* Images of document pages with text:

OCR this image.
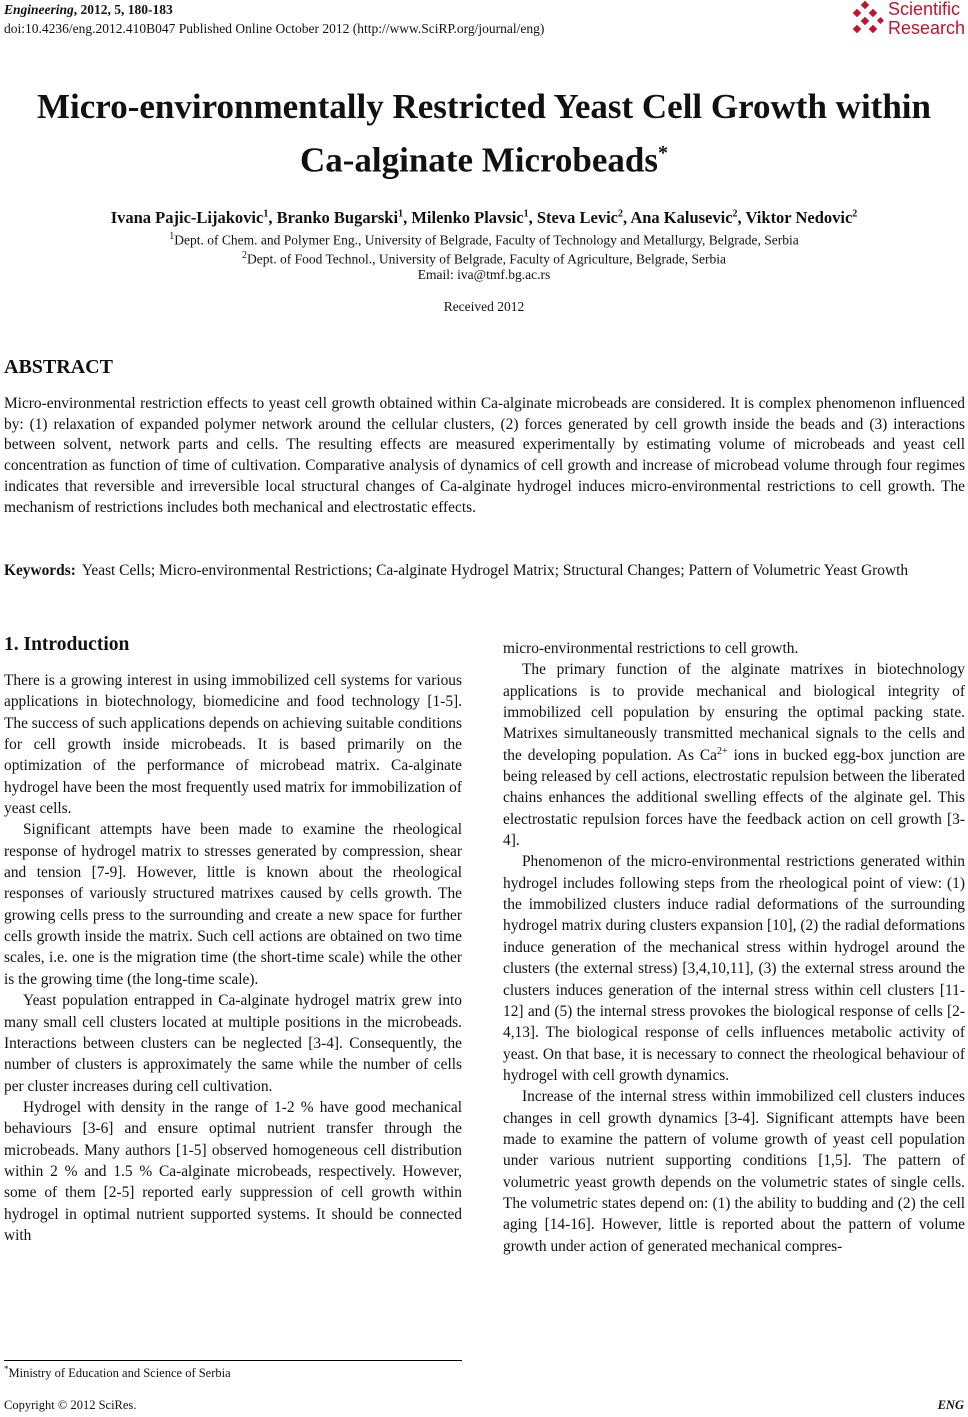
Engineering, 2012, 5, 180-183
doi:10.4236/eng.2012.410B047 Published Online October 2012 (http://www.SciRP.org/journal/eng)
Scientific
Research
Micro-environmentally Restricted Yeast Cell Growth within
Ca-alginate Microbeads*
Ivana Pajic-Lijakovic$^1$, Branko Bugarski$^1$, Milenko Plavsic$^1$, Steva Levic$^2$, Ana Kalusevic$^2$, Viktor Nedovic$^2$
$^1$Dept. of Chem. and Polymer Eng., University of Belgrade, Faculty of Technology and Metallurgy, Belgrade, Serbia
$^2$Dept. of Food Technol., University of Belgrade, Faculty of Agriculture, Belgrade, Serbia
Email: iva@tmf.bg.ac.rs
Received 2012
ABSTRACT
Micro-environmental restriction effects to yeast cell growth obtained within Ca-alginate microbeads are considered. It is complex phenomenon influenced by: (1) relaxation of expanded polymer network around the cellular clusters, (2) forces generated by cell growth inside the beads and (3) interactions between solvent, network parts and cells. The resulting effects are measured experimentally by estimating volume of microbeads and yeast cell concentration as function of time of cultivation. Comparative analysis of dynamics of cell growth and increase of microbead volume through four regimes indicates that reversible and irreversible local structural changes of Ca-alginate hydrogel induces micro-environmental restrictions to cell growth. The mechanism of restrictions includes both mechanical and electrostatic effects.
Keywords: Yeast Cells; Micro-environmental Restrictions; Ca-alginate Hydrogel Matrix; Structural Changes; Pattern of Volumetric Yeast Growth
1. Introduction

There is a growing interest in using immobilized cell systems for various applications in biotechnology, biomedicine and food technology [1-5]. The success of such applications depends on achieving suitable conditions for cell growth inside microbeads. It is based primarily on the optimization of the performance of microbead matrix. Ca-alginate hydrogel have been the most frequently used matrix for immobilization of yeast cells.

Significant attempts have been made to examine the rheological response of hydrogel matrix to stresses generated by compression, shear and tension [7-9]. However, little is known about the rheological responses of variously structured matrixes caused by cells growth. The growing cells press to the surrounding and create a new space for further cells growth inside the matrix. Such cell actions are obtained on two time scales, i.e. one is the migration time (the short-time scale) while the other is the growing time (the long-time scale).

Yeast population entrapped in Ca-alginate hydrogel matrix grew into many small cell clusters located at multiple positions in the microbeads. Interactions between clusters can be neglected [3-4]. Consequently, the number of clusters is approximately the same while the number of cells per cluster increases during cell cultivation.

Hydrogel with density in the range of 1-2 % have good mechanical behaviours [3-6] and ensure optimal nutrient transfer through the microbeads. Many authors [1-5] observed homogeneous cell distribution within 2 % and 1.5 % Ca-alginate microbeads, respectively. However, some of them [2-5] reported early suppression of cell growth within hydrogel in optimal nutrient supported systems. It should be connected with

micro-environmental restrictions to cell growth.

The primary function of the alginate matrixes in biotechnology applications is to provide mechanical and biological integrity of immobilized cell population by ensuring the optimal packing state. Matrixes simultaneously transmitted mechanical signals to the cells and the developing population. As $Ca^{2+}$ ions in bucked egg-box junction are being released by cell actions, electrostatic repulsion between the liberated chains enhances the additional swelling effects of the alginate gel. This electrostatic repulsion forces have the feedback action on cell growth [3-4].

Phenomenon of the micro-environmental restrictions generated within hydrogel includes following steps from the rheological point of view: (1) the immobilized clusters induce radial deformations of the surrounding hydrogel matrix during clusters expansion [10], (2) the radial deformations induce generation of the mechanical stress within hydrogel around the clusters (the external stress) [3,4,10,11], (3) the external stress around the clusters induces generation of the internal stress within cell clusters [11-12] and (5) the internal stress provokes the biological response of cells [2-4,13]. The biological response of cells influences metabolic activity of yeast. On that base, it is necessary to connect the rheological behaviour of hydrogel with cell growth dynamics.

Increase of the internal stress within immobilized cell clusters induces changes in cell growth dynamics [3-4]. Significant attempts have been made to examine the pattern of volume growth of yeast cell population under various nutrient supporting conditions [1,5]. The pattern of volumetric yeast growth depends on the volumetric states of single cells. The volumetric states depend on: (1) the ability to budding and (2) the cell aging [14-16]. However, little is reported about the pattern of volume growth under action of generated mechanical compres-

*Ministry of Education and Science of Serbia
Copyright © 2012 SciRes.	ENG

* Work to be completed:
Output the records above in their entirety and exactly, leaving out all images.

* Answer to the problem:
OCR this image.
Engineering, 2012, 5, 180-183
doi:10.4236/eng.2012.410B047 Published Online October 2012 (http://www.SciRP.org/journal/eng)
Scientific
Research
Micro-environmentally Restricted Yeast Cell Growth within
Ca-alginate Microbeads*
Ivana Pajic-Lijakovic$^1$, Branko Bugarski$^1$, Milenko Plavsic$^1$, Steva Levic$^2$, Ana Kalusevic$^2$, Viktor Nedovic$^2$
$^1$Dept. of Chem. and Polymer Eng., University of Belgrade, Faculty of Technology and Metallurgy, Belgrade, Serbia
$^2$Dept. of Food Technol., University of Belgrade, Faculty of Agriculture, Belgrade, Serbia
Email: iva@tmf.bg.ac.rs
Received 2012
ABSTRACT
Micro-environmental restriction effects to yeast cell growth obtained within Ca-alginate microbeads are considered. It is complex phenomenon influenced by: (1) relaxation of expanded polymer network around the cellular clusters, (2) forces generated by cell growth inside the beads and (3) interactions between solvent, network parts and cells. The resulting effects are measured experimentally by estimating volume of microbeads and yeast cell concentration as function of time of cultivation. Comparative analysis of dynamics of cell growth and increase of microbead volume through four regimes indicates that reversible and irreversible local structural changes of Ca-alginate hydrogel induces micro-environmental restrictions to cell growth. The mechanism of restrictions includes both mechanical and electrostatic effects.
Keywords: Yeast Cells; Micro-environmental Restrictions; Ca-alginate Hydrogel Matrix; Structural Changes; Pattern of Volumetric Yeast Growth
1. Introduction

There is a growing interest in using immobilized cell systems for various applications in biotechnology, biomedicine and food technology [1-5]. The success of such applications depends on achieving suitable conditions for cell growth inside microbeads. It is based primarily on the optimization of the performance of microbead matrix. Ca-alginate hydrogel have been the most frequently used matrix for immobilization of yeast cells.

Significant attempts have been made to examine the rheological response of hydrogel matrix to stresses generated by compression, shear and tension [7-9]. However, little is known about the rheological responses of variously structured matrixes caused by cells growth. The growing cells press to the surrounding and create a new space for further cells growth inside the matrix. Such cell actions are obtained on two time scales, i.e. one is the migration time (the short-time scale) while the other is the growing time (the long-time scale).

Yeast population entrapped in Ca-alginate hydrogel matrix grew into many small cell clusters located at multiple positions in the microbeads. Interactions between clusters can be neglected [3-4]. Consequently, the number of clusters is approximately the same while the number of cells per cluster increases during cell cultivation.

Hydrogel with density in the range of 1-2 % have good mechanical behaviours [3-6] and ensure optimal nutrient transfer through the microbeads. Many authors [1-5] observed homogeneous cell distribution within 2 % and 1.5 % Ca-alginate microbeads, respectively. However, some of them [2-5] reported early suppression of cell growth within hydrogel in optimal nutrient supported systems. It should be connected with

micro-environmental restrictions to cell growth.

The primary function of the alginate matrixes in biotechnology applications is to provide mechanical and biological integrity of immobilized cell population by ensuring the optimal packing state. Matrixes simultaneously transmitted mechanical signals to the cells and the developing population. As $Ca^{2+}$ ions in bucked egg-box junction are being released by cell actions, electrostatic repulsion between the liberated chains enhances the additional swelling effects of the alginate gel. This electrostatic repulsion forces have the feedback action on cell growth [3-4].

Phenomenon of the micro-environmental restrictions generated within hydrogel includes following steps from the rheological point of view: (1) the immobilized clusters induce radial deformations of the surrounding hydrogel matrix during clusters expansion [10], (2) the radial deformations induce generation of the mechanical stress within hydrogel around the clusters (the external stress) [3,4,10,11], (3) the external stress around the clusters induces generation of the internal stress within cell clusters [11-12] and (5) the internal stress provokes the biological response of cells [2-4,13]. The biological response of cells influences metabolic activity of yeast. On that base, it is necessary to connect the rheological behaviour of hydrogel with cell growth dynamics.

Increase of the internal stress within immobilized cell clusters induces changes in cell growth dynamics [3-4]. Significant attempts have been made to examine the pattern of volume growth of yeast cell population under various nutrient supporting conditions [1,5]. The pattern of volumetric yeast growth depends on the volumetric states of single cells. The volumetric states depend on: (1) the ability to budding and (2) the cell aging [14-16]. However, little is reported about the pattern of volume growth under action of generated mechanical compres-

*Ministry of Education and Science of Serbia
Copyright © 2012 SciRes.	ENG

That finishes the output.